Task objective
Copy every line from the material below that holds "type".

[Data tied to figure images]
※ ※ ※

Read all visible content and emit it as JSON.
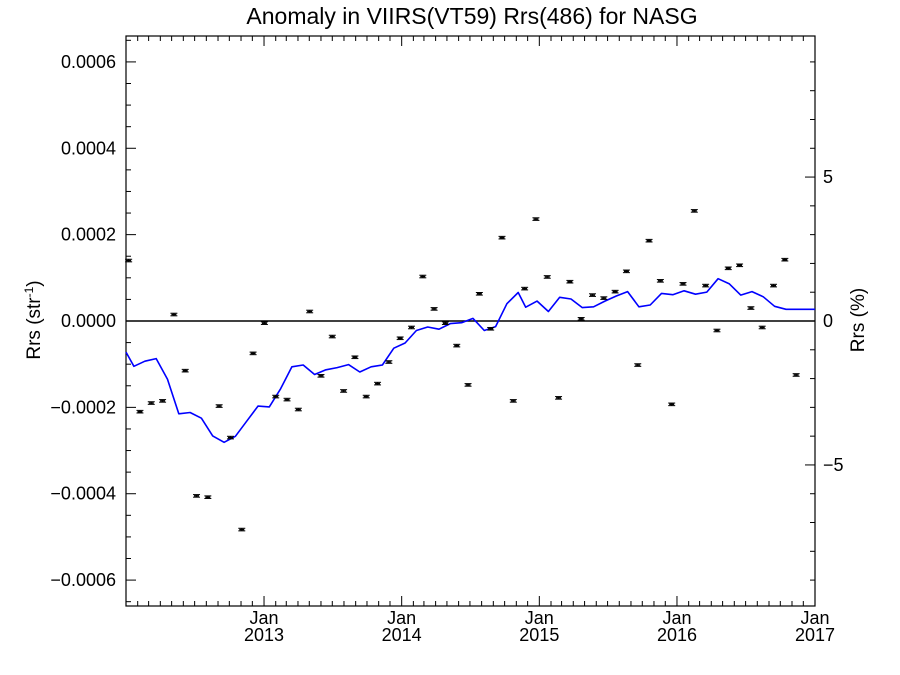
{
  "chart_data": {
    "type": "scatter",
    "title": "Anomaly in VIIRS(VT59) Rrs(486) for NASG",
    "ylabel": "Rrs (str",
    "ylabel_superscript": "-1",
    "ylabel_close": ")",
    "y2label": "Rrs (%)",
    "xlim": [
      "2012-01-01",
      "2017-01-01"
    ],
    "ylim": [
      -0.00066,
      0.00066
    ],
    "y2lim": [
      -9.9,
      9.9
    ],
    "yticks": [
      {
        "value": -0.0006,
        "label": "−0.0006"
      },
      {
        "value": -0.0004,
        "label": "−0.0004"
      },
      {
        "value": -0.0002,
        "label": "−0.0002"
      },
      {
        "value": 0.0,
        "label": "0.0000"
      },
      {
        "value": 0.0002,
        "label": "0.0002"
      },
      {
        "value": 0.0004,
        "label": "0.0004"
      },
      {
        "value": 0.0006,
        "label": "0.0006"
      }
    ],
    "y2ticks": [
      {
        "value": -5,
        "label": "−5"
      },
      {
        "value": 0,
        "label": "0"
      },
      {
        "value": 5,
        "label": "5"
      }
    ],
    "xticks": [
      {
        "value": "2013-01-01",
        "month": "Jan",
        "year": "2013"
      },
      {
        "value": "2014-01-01",
        "month": "Jan",
        "year": "2014"
      },
      {
        "value": "2015-01-01",
        "month": "Jan",
        "year": "2015"
      },
      {
        "value": "2016-01-01",
        "month": "Jan",
        "year": "2016"
      },
      {
        "value": "2017-01-01",
        "month": "Jan",
        "year": "2017"
      }
    ],
    "zero_line": true,
    "grid": false,
    "series": [
      {
        "type": "scatter",
        "color": "#000000",
        "errorbar_half": 3e-06,
        "points": [
          {
            "x": "2012-01-08",
            "y": 0.00014
          },
          {
            "x": "2012-02-07",
            "y": -0.00021
          },
          {
            "x": "2012-03-08",
            "y": -0.00019
          },
          {
            "x": "2012-04-07",
            "y": -0.000185
          },
          {
            "x": "2012-05-07",
            "y": 1.5e-05
          },
          {
            "x": "2012-06-06",
            "y": -0.000115
          },
          {
            "x": "2012-07-06",
            "y": -0.000405
          },
          {
            "x": "2012-08-05",
            "y": -0.000408
          },
          {
            "x": "2012-09-04",
            "y": -0.000197
          },
          {
            "x": "2012-10-04",
            "y": -0.00027
          },
          {
            "x": "2012-11-03",
            "y": -0.000483
          },
          {
            "x": "2012-12-03",
            "y": -7.5e-05
          },
          {
            "x": "2013-01-02",
            "y": -5e-06
          },
          {
            "x": "2013-02-01",
            "y": -0.000175
          },
          {
            "x": "2013-03-03",
            "y": -0.000182
          },
          {
            "x": "2013-04-02",
            "y": -0.000205
          },
          {
            "x": "2013-05-02",
            "y": 2.2e-05
          },
          {
            "x": "2013-06-01",
            "y": -0.000127
          },
          {
            "x": "2013-07-01",
            "y": -3.6e-05
          },
          {
            "x": "2013-07-31",
            "y": -0.000162
          },
          {
            "x": "2013-08-30",
            "y": -8.4e-05
          },
          {
            "x": "2013-09-29",
            "y": -0.000175
          },
          {
            "x": "2013-10-29",
            "y": -0.000145
          },
          {
            "x": "2013-11-28",
            "y": -9.5e-05
          },
          {
            "x": "2013-12-28",
            "y": -4e-05
          },
          {
            "x": "2014-01-27",
            "y": -1.5e-05
          },
          {
            "x": "2014-02-26",
            "y": 0.000103
          },
          {
            "x": "2014-03-28",
            "y": 2.8e-05
          },
          {
            "x": "2014-04-27",
            "y": -5e-06
          },
          {
            "x": "2014-05-27",
            "y": -5.7e-05
          },
          {
            "x": "2014-06-26",
            "y": -0.000148
          },
          {
            "x": "2014-07-26",
            "y": 6.3e-05
          },
          {
            "x": "2014-08-25",
            "y": -1.8e-05
          },
          {
            "x": "2014-09-24",
            "y": 0.000193
          },
          {
            "x": "2014-10-24",
            "y": -0.000185
          },
          {
            "x": "2014-11-23",
            "y": 7.5e-05
          },
          {
            "x": "2014-12-23",
            "y": 0.000236
          },
          {
            "x": "2015-01-22",
            "y": 0.000102
          },
          {
            "x": "2015-02-21",
            "y": -0.000178
          },
          {
            "x": "2015-03-23",
            "y": 9.1e-05
          },
          {
            "x": "2015-04-22",
            "y": 5e-06
          },
          {
            "x": "2015-05-22",
            "y": 6e-05
          },
          {
            "x": "2015-06-21",
            "y": 5.3e-05
          },
          {
            "x": "2015-07-21",
            "y": 6.8e-05
          },
          {
            "x": "2015-08-20",
            "y": 0.000115
          },
          {
            "x": "2015-09-19",
            "y": -0.000102
          },
          {
            "x": "2015-10-19",
            "y": 0.000186
          },
          {
            "x": "2015-11-18",
            "y": 9.3e-05
          },
          {
            "x": "2015-12-18",
            "y": -0.000193
          },
          {
            "x": "2016-01-17",
            "y": 8.6e-05
          },
          {
            "x": "2016-02-16",
            "y": 0.000255
          },
          {
            "x": "2016-03-17",
            "y": 8.2e-05
          },
          {
            "x": "2016-04-16",
            "y": -2.2e-05
          },
          {
            "x": "2016-05-16",
            "y": 0.000122
          },
          {
            "x": "2016-06-15",
            "y": 0.000129
          },
          {
            "x": "2016-07-15",
            "y": 3e-05
          },
          {
            "x": "2016-08-14",
            "y": -1.5e-05
          },
          {
            "x": "2016-09-13",
            "y": 8.2e-05
          },
          {
            "x": "2016-10-13",
            "y": 0.000142
          },
          {
            "x": "2016-11-12",
            "y": -0.000125
          }
        ]
      },
      {
        "type": "line",
        "color": "#0000ff",
        "points": [
          {
            "x": "2012-01-01",
            "y": -7.2e-05
          },
          {
            "x": "2012-01-22",
            "y": -0.000105
          },
          {
            "x": "2012-02-20",
            "y": -9.3e-05
          },
          {
            "x": "2012-03-21",
            "y": -8.7e-05
          },
          {
            "x": "2012-04-20",
            "y": -0.000135
          },
          {
            "x": "2012-05-20",
            "y": -0.000215
          },
          {
            "x": "2012-06-19",
            "y": -0.000212
          },
          {
            "x": "2012-07-19",
            "y": -0.000225
          },
          {
            "x": "2012-08-18",
            "y": -0.000266
          },
          {
            "x": "2012-09-17",
            "y": -0.000281
          },
          {
            "x": "2012-10-17",
            "y": -0.000267
          },
          {
            "x": "2012-11-16",
            "y": -0.000232
          },
          {
            "x": "2012-12-16",
            "y": -0.000197
          },
          {
            "x": "2013-01-15",
            "y": -0.000199
          },
          {
            "x": "2013-02-14",
            "y": -0.000157
          },
          {
            "x": "2013-03-16",
            "y": -0.000106
          },
          {
            "x": "2013-04-15",
            "y": -0.000102
          },
          {
            "x": "2013-05-15",
            "y": -0.000124
          },
          {
            "x": "2013-06-14",
            "y": -0.000113
          },
          {
            "x": "2013-07-14",
            "y": -0.000108
          },
          {
            "x": "2013-08-13",
            "y": -0.000101
          },
          {
            "x": "2013-09-12",
            "y": -0.000118
          },
          {
            "x": "2013-10-12",
            "y": -0.000106
          },
          {
            "x": "2013-11-11",
            "y": -0.000102
          },
          {
            "x": "2013-12-11",
            "y": -6.3e-05
          },
          {
            "x": "2014-01-10",
            "y": -5.1e-05
          },
          {
            "x": "2014-02-09",
            "y": -2.2e-05
          },
          {
            "x": "2014-03-11",
            "y": -1.4e-05
          },
          {
            "x": "2014-04-10",
            "y": -1.9e-05
          },
          {
            "x": "2014-05-10",
            "y": -6e-06
          },
          {
            "x": "2014-06-09",
            "y": -4e-06
          },
          {
            "x": "2014-07-09",
            "y": 6e-06
          },
          {
            "x": "2014-08-08",
            "y": -2.2e-05
          },
          {
            "x": "2014-09-07",
            "y": -1.3e-05
          },
          {
            "x": "2014-10-07",
            "y": 4e-05
          },
          {
            "x": "2014-11-06",
            "y": 6.6e-05
          },
          {
            "x": "2014-11-26",
            "y": 3.2e-05
          },
          {
            "x": "2014-12-26",
            "y": 4.6e-05
          },
          {
            "x": "2015-01-25",
            "y": 2.2e-05
          },
          {
            "x": "2015-02-24",
            "y": 5.5e-05
          },
          {
            "x": "2015-03-26",
            "y": 5.1e-05
          },
          {
            "x": "2015-04-25",
            "y": 3.1e-05
          },
          {
            "x": "2015-05-25",
            "y": 3.3e-05
          },
          {
            "x": "2015-06-24",
            "y": 4.6e-05
          },
          {
            "x": "2015-07-24",
            "y": 5.8e-05
          },
          {
            "x": "2015-08-23",
            "y": 6.8e-05
          },
          {
            "x": "2015-09-22",
            "y": 3.3e-05
          },
          {
            "x": "2015-10-22",
            "y": 3.7e-05
          },
          {
            "x": "2015-11-21",
            "y": 6.4e-05
          },
          {
            "x": "2015-12-21",
            "y": 6.1e-05
          },
          {
            "x": "2016-01-20",
            "y": 7e-05
          },
          {
            "x": "2016-02-19",
            "y": 6.2e-05
          },
          {
            "x": "2016-03-20",
            "y": 6.7e-05
          },
          {
            "x": "2016-04-19",
            "y": 9.8e-05
          },
          {
            "x": "2016-05-19",
            "y": 8.6e-05
          },
          {
            "x": "2016-06-18",
            "y": 6e-05
          },
          {
            "x": "2016-07-18",
            "y": 6.8e-05
          },
          {
            "x": "2016-08-17",
            "y": 5.6e-05
          },
          {
            "x": "2016-09-16",
            "y": 3.4e-05
          },
          {
            "x": "2016-10-16",
            "y": 2.7e-05
          },
          {
            "x": "2017-01-01",
            "y": 2.7e-05
          }
        ]
      }
    ]
  }
}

※ ※ ※

Reply
    "type": "scatter",
        "type": "scatter",
        "type": "line",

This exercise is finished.